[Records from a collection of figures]
-.-.-

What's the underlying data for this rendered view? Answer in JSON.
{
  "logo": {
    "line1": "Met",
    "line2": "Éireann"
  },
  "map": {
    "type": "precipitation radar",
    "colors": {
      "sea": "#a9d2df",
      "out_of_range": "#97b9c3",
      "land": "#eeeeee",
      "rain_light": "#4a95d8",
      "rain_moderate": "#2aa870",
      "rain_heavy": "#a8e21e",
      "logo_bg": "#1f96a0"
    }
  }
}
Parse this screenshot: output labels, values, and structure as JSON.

-.-.-

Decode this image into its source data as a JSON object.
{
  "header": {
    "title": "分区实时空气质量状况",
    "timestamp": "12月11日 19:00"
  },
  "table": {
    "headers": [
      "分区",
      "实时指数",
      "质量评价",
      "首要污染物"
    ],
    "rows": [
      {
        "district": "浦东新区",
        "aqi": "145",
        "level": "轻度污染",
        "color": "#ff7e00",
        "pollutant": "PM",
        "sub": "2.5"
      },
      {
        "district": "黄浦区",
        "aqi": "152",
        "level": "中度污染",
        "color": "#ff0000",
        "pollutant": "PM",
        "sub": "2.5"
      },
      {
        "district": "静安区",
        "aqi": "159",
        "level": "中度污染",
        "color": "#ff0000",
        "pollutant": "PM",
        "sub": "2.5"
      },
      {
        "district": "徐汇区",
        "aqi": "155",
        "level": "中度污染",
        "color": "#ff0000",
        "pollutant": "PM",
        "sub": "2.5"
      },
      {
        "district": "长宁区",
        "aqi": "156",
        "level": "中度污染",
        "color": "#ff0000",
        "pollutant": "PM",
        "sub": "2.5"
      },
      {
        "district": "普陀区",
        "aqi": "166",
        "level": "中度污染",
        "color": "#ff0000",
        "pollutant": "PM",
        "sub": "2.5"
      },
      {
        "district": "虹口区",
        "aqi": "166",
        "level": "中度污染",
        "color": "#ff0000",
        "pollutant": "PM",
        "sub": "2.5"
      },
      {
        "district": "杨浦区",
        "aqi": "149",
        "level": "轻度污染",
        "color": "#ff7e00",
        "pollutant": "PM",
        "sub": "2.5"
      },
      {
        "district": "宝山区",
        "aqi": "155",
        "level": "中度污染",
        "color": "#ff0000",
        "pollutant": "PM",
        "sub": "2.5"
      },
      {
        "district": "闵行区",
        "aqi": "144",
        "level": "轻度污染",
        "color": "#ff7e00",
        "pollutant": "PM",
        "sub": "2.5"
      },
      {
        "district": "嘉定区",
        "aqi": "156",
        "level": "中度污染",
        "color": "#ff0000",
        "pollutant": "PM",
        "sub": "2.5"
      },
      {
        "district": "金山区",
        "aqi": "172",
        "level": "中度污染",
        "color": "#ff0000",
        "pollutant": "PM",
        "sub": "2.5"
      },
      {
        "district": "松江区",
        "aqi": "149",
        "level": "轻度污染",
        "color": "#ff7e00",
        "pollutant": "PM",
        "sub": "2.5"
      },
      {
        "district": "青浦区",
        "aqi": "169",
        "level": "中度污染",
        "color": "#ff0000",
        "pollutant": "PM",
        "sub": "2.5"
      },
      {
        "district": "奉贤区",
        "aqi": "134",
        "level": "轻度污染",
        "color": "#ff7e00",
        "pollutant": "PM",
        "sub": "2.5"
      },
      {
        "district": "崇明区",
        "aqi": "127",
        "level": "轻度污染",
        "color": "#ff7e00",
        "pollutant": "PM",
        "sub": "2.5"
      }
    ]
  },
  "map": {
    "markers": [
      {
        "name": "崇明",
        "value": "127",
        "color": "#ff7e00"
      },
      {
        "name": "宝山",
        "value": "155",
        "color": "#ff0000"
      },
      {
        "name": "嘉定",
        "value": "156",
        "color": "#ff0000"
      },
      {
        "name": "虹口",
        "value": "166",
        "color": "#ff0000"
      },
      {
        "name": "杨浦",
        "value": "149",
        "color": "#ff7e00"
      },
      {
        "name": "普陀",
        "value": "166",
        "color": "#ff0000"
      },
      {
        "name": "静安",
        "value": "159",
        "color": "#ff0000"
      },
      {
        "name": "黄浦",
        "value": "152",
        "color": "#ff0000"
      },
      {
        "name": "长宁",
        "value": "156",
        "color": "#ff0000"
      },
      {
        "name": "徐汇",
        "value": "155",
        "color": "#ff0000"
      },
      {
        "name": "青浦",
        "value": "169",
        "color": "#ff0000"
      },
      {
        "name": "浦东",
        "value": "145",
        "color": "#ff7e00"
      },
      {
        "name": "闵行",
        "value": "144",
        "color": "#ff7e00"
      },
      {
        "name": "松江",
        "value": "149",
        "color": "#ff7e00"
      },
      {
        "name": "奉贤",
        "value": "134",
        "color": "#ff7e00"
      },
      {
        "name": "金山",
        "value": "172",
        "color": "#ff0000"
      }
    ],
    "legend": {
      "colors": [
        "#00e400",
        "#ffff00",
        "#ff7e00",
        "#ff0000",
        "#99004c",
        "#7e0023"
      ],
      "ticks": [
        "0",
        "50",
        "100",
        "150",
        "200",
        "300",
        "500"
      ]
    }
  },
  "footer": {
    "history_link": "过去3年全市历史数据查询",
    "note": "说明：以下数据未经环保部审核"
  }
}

-.-.-

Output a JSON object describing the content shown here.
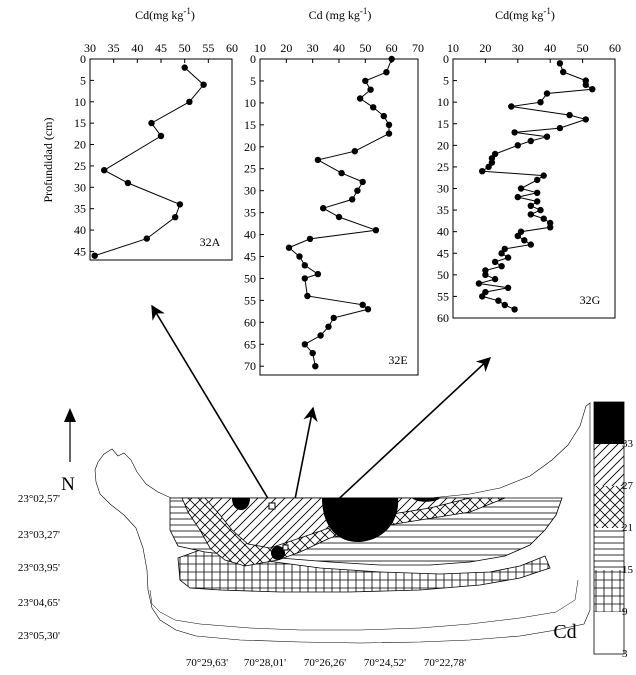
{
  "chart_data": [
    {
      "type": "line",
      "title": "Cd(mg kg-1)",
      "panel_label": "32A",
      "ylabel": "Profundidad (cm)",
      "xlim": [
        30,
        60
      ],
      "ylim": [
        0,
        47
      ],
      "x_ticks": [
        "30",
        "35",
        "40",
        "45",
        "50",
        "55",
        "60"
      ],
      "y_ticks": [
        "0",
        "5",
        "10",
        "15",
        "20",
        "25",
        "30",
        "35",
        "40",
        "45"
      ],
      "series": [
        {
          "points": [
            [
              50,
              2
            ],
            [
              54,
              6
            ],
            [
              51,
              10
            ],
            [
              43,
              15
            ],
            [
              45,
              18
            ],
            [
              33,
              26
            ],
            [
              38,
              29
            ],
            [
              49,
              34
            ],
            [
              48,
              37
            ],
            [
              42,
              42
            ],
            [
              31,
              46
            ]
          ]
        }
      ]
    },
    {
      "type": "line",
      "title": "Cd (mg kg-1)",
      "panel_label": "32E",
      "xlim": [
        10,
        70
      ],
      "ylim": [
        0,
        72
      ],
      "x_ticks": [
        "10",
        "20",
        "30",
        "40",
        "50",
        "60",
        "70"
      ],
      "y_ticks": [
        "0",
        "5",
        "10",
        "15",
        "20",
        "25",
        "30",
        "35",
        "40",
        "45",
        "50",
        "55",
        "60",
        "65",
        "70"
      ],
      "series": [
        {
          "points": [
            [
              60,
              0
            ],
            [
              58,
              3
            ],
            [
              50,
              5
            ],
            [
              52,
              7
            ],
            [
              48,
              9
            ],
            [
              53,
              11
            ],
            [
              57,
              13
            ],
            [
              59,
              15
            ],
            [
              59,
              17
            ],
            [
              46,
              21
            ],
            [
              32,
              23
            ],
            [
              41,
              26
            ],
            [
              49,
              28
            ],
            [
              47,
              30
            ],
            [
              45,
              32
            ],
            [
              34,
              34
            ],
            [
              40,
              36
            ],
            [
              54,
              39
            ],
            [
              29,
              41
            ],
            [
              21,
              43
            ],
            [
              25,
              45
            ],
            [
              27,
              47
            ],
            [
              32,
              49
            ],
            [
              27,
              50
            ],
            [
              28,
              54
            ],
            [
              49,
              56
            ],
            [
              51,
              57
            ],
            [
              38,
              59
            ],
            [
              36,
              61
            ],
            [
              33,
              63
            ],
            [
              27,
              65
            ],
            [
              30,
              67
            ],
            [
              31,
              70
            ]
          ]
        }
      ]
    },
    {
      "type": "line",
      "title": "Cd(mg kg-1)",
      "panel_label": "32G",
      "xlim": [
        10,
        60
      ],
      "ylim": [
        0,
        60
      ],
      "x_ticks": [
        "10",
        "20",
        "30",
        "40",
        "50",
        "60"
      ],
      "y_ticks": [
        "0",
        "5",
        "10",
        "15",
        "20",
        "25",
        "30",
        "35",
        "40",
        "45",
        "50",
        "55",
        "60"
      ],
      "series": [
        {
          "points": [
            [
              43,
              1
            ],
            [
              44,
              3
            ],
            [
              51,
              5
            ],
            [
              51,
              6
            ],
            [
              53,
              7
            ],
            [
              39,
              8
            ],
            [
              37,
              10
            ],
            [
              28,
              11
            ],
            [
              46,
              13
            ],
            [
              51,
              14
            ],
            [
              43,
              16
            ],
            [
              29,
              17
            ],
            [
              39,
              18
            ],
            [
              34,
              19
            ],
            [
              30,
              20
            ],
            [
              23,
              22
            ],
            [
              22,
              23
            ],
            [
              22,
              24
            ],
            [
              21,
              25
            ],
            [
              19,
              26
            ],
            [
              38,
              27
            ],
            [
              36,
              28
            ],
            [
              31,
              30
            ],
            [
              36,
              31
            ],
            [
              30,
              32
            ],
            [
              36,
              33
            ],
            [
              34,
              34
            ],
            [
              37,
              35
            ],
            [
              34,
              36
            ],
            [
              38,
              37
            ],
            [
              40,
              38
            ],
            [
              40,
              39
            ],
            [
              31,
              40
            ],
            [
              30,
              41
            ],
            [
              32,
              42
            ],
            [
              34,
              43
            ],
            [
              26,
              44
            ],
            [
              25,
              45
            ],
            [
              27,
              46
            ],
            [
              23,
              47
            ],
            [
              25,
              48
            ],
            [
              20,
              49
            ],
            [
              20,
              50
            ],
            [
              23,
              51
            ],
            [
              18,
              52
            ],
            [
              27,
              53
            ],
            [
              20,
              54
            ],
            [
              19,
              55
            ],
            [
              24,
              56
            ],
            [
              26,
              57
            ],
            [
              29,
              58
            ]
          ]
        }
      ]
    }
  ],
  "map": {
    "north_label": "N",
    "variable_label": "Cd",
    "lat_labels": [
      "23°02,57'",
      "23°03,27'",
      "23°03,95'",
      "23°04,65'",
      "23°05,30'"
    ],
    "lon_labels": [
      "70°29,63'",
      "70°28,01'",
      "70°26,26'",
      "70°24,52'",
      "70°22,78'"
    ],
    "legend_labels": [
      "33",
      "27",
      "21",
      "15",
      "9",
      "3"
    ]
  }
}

-.-.-

## Work required
Starting at the line that contains "What's the underlying", set down every line up to and including the line that contains "Parse this screenshot: output", exactly as given, and no other line.

## Answer for the task
What's the underlying data for this rendered view? Answer in JSON.
{
  "logo": {
    "line1": "Met",
    "line2": "Éireann"
  },
  "map": {
    "type": "precipitation radar",
    "colors": {
      "sea": "#a9d2df",
      "out_of_range": "#97b9c3",
      "land": "#eeeeee",
      "rain_light": "#4a95d8",
      "rain_moderate": "#2aa870",
      "rain_heavy": "#a8e21e",
      "logo_bg": "#1f96a0"
    }
  }
}
Parse this screenshot: output labels, values, and structure as JSON.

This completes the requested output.